# DATA TO PROCESS:
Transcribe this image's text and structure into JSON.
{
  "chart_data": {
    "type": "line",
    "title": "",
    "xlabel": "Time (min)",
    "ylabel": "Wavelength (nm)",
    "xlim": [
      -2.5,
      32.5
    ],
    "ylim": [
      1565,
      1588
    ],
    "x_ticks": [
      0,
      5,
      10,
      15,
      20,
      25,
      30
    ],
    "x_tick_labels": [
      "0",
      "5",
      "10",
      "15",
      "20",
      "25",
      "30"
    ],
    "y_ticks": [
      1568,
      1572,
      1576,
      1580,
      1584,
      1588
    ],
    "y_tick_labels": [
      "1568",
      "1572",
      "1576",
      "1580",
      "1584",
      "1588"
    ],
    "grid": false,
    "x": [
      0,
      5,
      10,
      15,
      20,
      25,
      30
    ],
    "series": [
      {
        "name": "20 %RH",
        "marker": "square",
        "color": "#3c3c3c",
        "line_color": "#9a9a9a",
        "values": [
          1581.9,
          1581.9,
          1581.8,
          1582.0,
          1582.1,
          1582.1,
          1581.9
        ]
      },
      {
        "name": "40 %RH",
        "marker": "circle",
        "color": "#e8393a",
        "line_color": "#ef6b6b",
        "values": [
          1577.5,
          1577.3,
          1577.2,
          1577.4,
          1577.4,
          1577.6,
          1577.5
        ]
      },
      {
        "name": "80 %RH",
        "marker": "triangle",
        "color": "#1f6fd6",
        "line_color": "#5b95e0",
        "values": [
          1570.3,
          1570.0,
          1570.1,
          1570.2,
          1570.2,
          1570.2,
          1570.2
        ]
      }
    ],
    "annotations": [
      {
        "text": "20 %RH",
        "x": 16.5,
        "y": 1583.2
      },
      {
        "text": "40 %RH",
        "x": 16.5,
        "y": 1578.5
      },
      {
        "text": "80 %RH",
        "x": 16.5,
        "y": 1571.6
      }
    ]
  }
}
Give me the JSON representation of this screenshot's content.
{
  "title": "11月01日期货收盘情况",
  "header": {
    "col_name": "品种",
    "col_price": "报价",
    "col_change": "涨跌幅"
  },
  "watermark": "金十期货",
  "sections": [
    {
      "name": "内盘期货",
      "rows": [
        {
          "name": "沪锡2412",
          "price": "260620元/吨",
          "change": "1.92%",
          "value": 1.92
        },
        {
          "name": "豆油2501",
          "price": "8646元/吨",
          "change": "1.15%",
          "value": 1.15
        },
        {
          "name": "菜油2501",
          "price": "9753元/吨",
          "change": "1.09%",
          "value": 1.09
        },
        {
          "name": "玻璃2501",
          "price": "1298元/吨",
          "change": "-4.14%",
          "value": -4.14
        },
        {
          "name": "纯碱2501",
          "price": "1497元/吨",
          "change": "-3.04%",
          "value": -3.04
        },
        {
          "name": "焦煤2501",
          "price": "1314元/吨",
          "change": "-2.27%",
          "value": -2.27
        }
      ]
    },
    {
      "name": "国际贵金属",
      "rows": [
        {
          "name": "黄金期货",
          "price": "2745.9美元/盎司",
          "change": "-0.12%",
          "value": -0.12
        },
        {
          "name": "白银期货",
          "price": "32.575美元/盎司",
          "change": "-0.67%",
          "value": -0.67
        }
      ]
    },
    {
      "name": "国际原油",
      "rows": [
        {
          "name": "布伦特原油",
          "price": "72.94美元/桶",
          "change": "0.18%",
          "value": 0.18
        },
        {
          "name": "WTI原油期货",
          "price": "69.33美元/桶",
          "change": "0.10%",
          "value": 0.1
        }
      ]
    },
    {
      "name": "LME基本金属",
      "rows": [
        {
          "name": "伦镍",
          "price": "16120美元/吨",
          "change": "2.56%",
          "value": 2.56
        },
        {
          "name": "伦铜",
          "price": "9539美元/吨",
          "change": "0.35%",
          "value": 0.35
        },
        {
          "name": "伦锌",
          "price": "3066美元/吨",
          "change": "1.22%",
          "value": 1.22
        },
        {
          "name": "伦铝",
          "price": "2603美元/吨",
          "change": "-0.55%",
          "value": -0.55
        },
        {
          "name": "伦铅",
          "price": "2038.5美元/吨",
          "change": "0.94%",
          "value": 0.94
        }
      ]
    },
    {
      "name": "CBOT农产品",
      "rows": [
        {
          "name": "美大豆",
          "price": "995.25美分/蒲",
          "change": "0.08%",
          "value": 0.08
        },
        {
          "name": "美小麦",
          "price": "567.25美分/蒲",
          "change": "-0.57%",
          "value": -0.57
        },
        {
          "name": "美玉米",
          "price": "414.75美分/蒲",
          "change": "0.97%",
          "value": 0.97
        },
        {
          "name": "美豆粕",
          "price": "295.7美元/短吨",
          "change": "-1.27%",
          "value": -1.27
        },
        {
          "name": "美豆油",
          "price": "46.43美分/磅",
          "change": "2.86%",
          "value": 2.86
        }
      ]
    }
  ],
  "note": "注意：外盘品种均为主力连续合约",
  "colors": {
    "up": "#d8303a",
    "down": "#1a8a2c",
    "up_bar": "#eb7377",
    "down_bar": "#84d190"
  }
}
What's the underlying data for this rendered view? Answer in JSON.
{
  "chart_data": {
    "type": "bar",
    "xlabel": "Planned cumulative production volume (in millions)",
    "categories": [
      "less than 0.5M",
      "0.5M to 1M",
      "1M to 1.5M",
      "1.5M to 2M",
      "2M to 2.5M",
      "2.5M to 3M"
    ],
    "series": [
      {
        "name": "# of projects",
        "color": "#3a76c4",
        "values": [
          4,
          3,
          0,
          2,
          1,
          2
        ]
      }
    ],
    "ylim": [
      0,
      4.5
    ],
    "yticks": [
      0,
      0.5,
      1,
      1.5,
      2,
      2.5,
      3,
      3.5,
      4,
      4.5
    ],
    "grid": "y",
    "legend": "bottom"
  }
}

# WHAT NEEDS TO BE DONE:
In full and verbatim, repeat the records given above.

# ANSWER FOR THE TASK:
Transcribe this image's text and structure into JSON.
{
  "chart_data": {
    "type": "line",
    "title": "",
    "xlabel": "Time (min)",
    "ylabel": "Wavelength (nm)",
    "xlim": [
      -2.5,
      32.5
    ],
    "ylim": [
      1565,
      1588
    ],
    "x_ticks": [
      0,
      5,
      10,
      15,
      20,
      25,
      30
    ],
    "x_tick_labels": [
      "0",
      "5",
      "10",
      "15",
      "20",
      "25",
      "30"
    ],
    "y_ticks": [
      1568,
      1572,
      1576,
      1580,
      1584,
      1588
    ],
    "y_tick_labels": [
      "1568",
      "1572",
      "1576",
      "1580",
      "1584",
      "1588"
    ],
    "grid": false,
    "x": [
      0,
      5,
      10,
      15,
      20,
      25,
      30
    ],
    "series": [
      {
        "name": "20 %RH",
        "marker": "square",
        "color": "#3c3c3c",
        "line_color": "#9a9a9a",
        "values": [
          1581.9,
          1581.9,
          1581.8,
          1582.0,
          1582.1,
          1582.1,
          1581.9
        ]
      },
      {
        "name": "40 %RH",
        "marker": "circle",
        "color": "#e8393a",
        "line_color": "#ef6b6b",
        "values": [
          1577.5,
          1577.3,
          1577.2,
          1577.4,
          1577.4,
          1577.6,
          1577.5
        ]
      },
      {
        "name": "80 %RH",
        "marker": "triangle",
        "color": "#1f6fd6",
        "line_color": "#5b95e0",
        "values": [
          1570.3,
          1570.0,
          1570.1,
          1570.2,
          1570.2,
          1570.2,
          1570.2
        ]
      }
    ],
    "annotations": [
      {
        "text": "20 %RH",
        "x": 16.5,
        "y": 1583.2
      },
      {
        "text": "40 %RH",
        "x": 16.5,
        "y": 1578.5
      },
      {
        "text": "80 %RH",
        "x": 16.5,
        "y": 1571.6
      }
    ]
  }
}
Give me the JSON representation of this screenshot's content.
{
  "title": "11月01日期货收盘情况",
  "header": {
    "col_name": "品种",
    "col_price": "报价",
    "col_change": "涨跌幅"
  },
  "watermark": "金十期货",
  "sections": [
    {
      "name": "内盘期货",
      "rows": [
        {
          "name": "沪锡2412",
          "price": "260620元/吨",
          "change": "1.92%",
          "value": 1.92
        },
        {
          "name": "豆油2501",
          "price": "8646元/吨",
          "change": "1.15%",
          "value": 1.15
        },
        {
          "name": "菜油2501",
          "price": "9753元/吨",
          "change": "1.09%",
          "value": 1.09
        },
        {
          "name": "玻璃2501",
          "price": "1298元/吨",
          "change": "-4.14%",
          "value": -4.14
        },
        {
          "name": "纯碱2501",
          "price": "1497元/吨",
          "change": "-3.04%",
          "value": -3.04
        },
        {
          "name": "焦煤2501",
          "price": "1314元/吨",
          "change": "-2.27%",
          "value": -2.27
        }
      ]
    },
    {
      "name": "国际贵金属",
      "rows": [
        {
          "name": "黄金期货",
          "price": "2745.9美元/盎司",
          "change": "-0.12%",
          "value": -0.12
        },
        {
          "name": "白银期货",
          "price": "32.575美元/盎司",
          "change": "-0.67%",
          "value": -0.67
        }
      ]
    },
    {
      "name": "国际原油",
      "rows": [
        {
          "name": "布伦特原油",
          "price": "72.94美元/桶",
          "change": "0.18%",
          "value": 0.18
        },
        {
          "name": "WTI原油期货",
          "price": "69.33美元/桶",
          "change": "0.10%",
          "value": 0.1
        }
      ]
    },
    {
      "name": "LME基本金属",
      "rows": [
        {
          "name": "伦镍",
          "price": "16120美元/吨",
          "change": "2.56%",
          "value": 2.56
        },
        {
          "name": "伦铜",
          "price": "9539美元/吨",
          "change": "0.35%",
          "value": 0.35
        },
        {
          "name": "伦锌",
          "price": "3066美元/吨",
          "change": "1.22%",
          "value": 1.22
        },
        {
          "name": "伦铝",
          "price": "2603美元/吨",
          "change": "-0.55%",
          "value": -0.55
        },
        {
          "name": "伦铅",
          "price": "2038.5美元/吨",
          "change": "0.94%",
          "value": 0.94
        }
      ]
    },
    {
      "name": "CBOT农产品",
      "rows": [
        {
          "name": "美大豆",
          "price": "995.25美分/蒲",
          "change": "0.08%",
          "value": 0.08
        },
        {
          "name": "美小麦",
          "price": "567.25美分/蒲",
          "change": "-0.57%",
          "value": -0.57
        },
        {
          "name": "美玉米",
          "price": "414.75美分/蒲",
          "change": "0.97%",
          "value": 0.97
        },
        {
          "name": "美豆粕",
          "price": "295.7美元/短吨",
          "change": "-1.27%",
          "value": -1.27
        },
        {
          "name": "美豆油",
          "price": "46.43美分/磅",
          "change": "2.86%",
          "value": 2.86
        }
      ]
    }
  ],
  "note": "注意：外盘品种均为主力连续合约",
  "colors": {
    "up": "#d8303a",
    "down": "#1a8a2c",
    "up_bar": "#eb7377",
    "down_bar": "#84d190"
  }
}
What's the underlying data for this rendered view? Answer in JSON.
{
  "chart_data": {
    "type": "bar",
    "xlabel": "Planned cumulative production volume (in millions)",
    "categories": [
      "less than 0.5M",
      "0.5M to 1M",
      "1M to 1.5M",
      "1.5M to 2M",
      "2M to 2.5M",
      "2.5M to 3M"
    ],
    "series": [
      {
        "name": "# of projects",
        "color": "#3a76c4",
        "values": [
          4,
          3,
          0,
          2,
          1,
          2
        ]
      }
    ],
    "ylim": [
      0,
      4.5
    ],
    "yticks": [
      0,
      0.5,
      1,
      1.5,
      2,
      2.5,
      3,
      3.5,
      4,
      4.5
    ],
    "grid": "y",
    "legend": "bottom"
  }
}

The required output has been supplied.